*** Stored data

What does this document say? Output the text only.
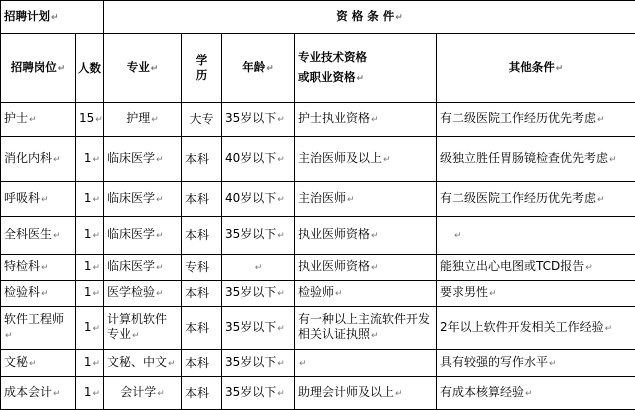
招聘计划↵		资 格 条 件↵				
招聘岗位↵	人数	专业↵	学历	年龄↵	专业技术资格
或职业资格↵	其他条件↵
护士↵	15↵	护理↵	大专	35岁以下↵	护士执业资格↵	有二级医院工作经历优先考虑↵
消化内科↵	1↵	临床医学↵	本科	40岁以下↵	主治医师及以上↵	级独立胜任胃肠镜检查优先考虑↵
呼吸科↵	1↵	临床医学↵	本科	40岁以下↵	主治医师↵	有二级医院工作经历优先考虑↵
全科医生↵	1↵	临床医学↵	本科	35岁以下↵	执业医师资格↵	↵
特检科↵	1↵	临床医学↵	专科	↵	执业医师资格↵	能独立出心电图或TCD报告↵
检验科↵	1↵	医学检验↵	本科	35岁以下↵	检验师↵	要求男性↵
软件工程师↵	1↵	计算机软件专业↵	本科	35岁以下↵	有一种以上主流软件开发相关认证执照↵	2年以上软件开发相关工作经验↵
文秘↵	1↵	文秘、中文↵	本科	35岁以下↵	↵	具有较强的写作水平↵
成本会计↵	1↵	会计学↵	本科	35岁以下↵	助理会计师及以上↵	有成本核算经验↵
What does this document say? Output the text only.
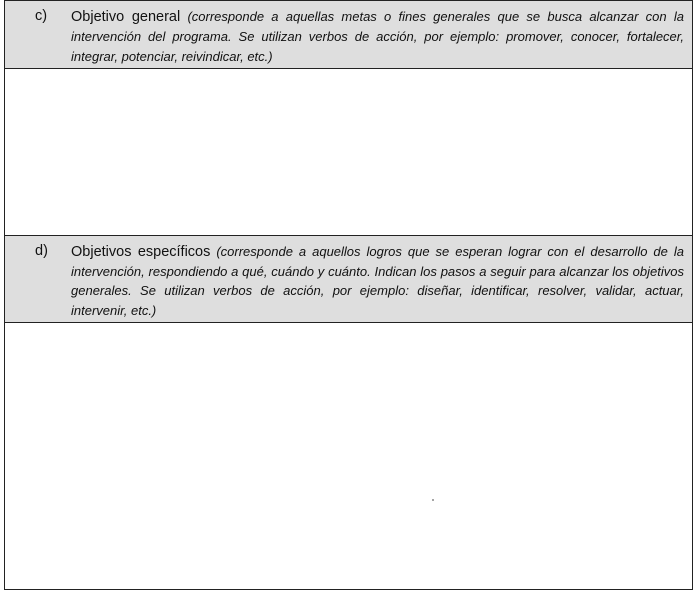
c) Objetivo general (corresponde a aquellas metas o fines generales que se busca alcanzar con la intervención del programa. Se utilizan verbos de acción, por ejemplo: promover, conocer, fortalecer, integrar, potenciar, reivindicar, etc.)
d) Objetivos específicos (corresponde a aquellos logros que se esperan lograr con el desarrollo de la intervención, respondiendo a qué, cuándo y cuánto. Indican los pasos a seguir para alcanzar los objetivos generales. Se utilizan verbos de acción, por ejemplo: diseñar, identificar, resolver, validar, actuar, intervenir, etc.)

******

### Your instructions:
Return every line holding the word "alcanzar" from the records.

### Solved exercise:
c) Objetivo general (corresponde a aquellas metas o fines generales que se busca alcanzar con la intervención del programa. Se utilizan verbos de acción, por ejemplo: promover, conocer, fortalecer, integrar, potenciar, reivindicar, etc.)
d) Objetivos específicos (corresponde a aquellos logros que se esperan lograr con el desarrollo de la intervención, respondiendo a qué, cuándo y cuánto. Indican los pasos a seguir para alcanzar los objetivos generales. Se utilizan verbos de acción, por ejemplo: diseñar, identificar, resolver, validar, actuar, intervenir, etc.)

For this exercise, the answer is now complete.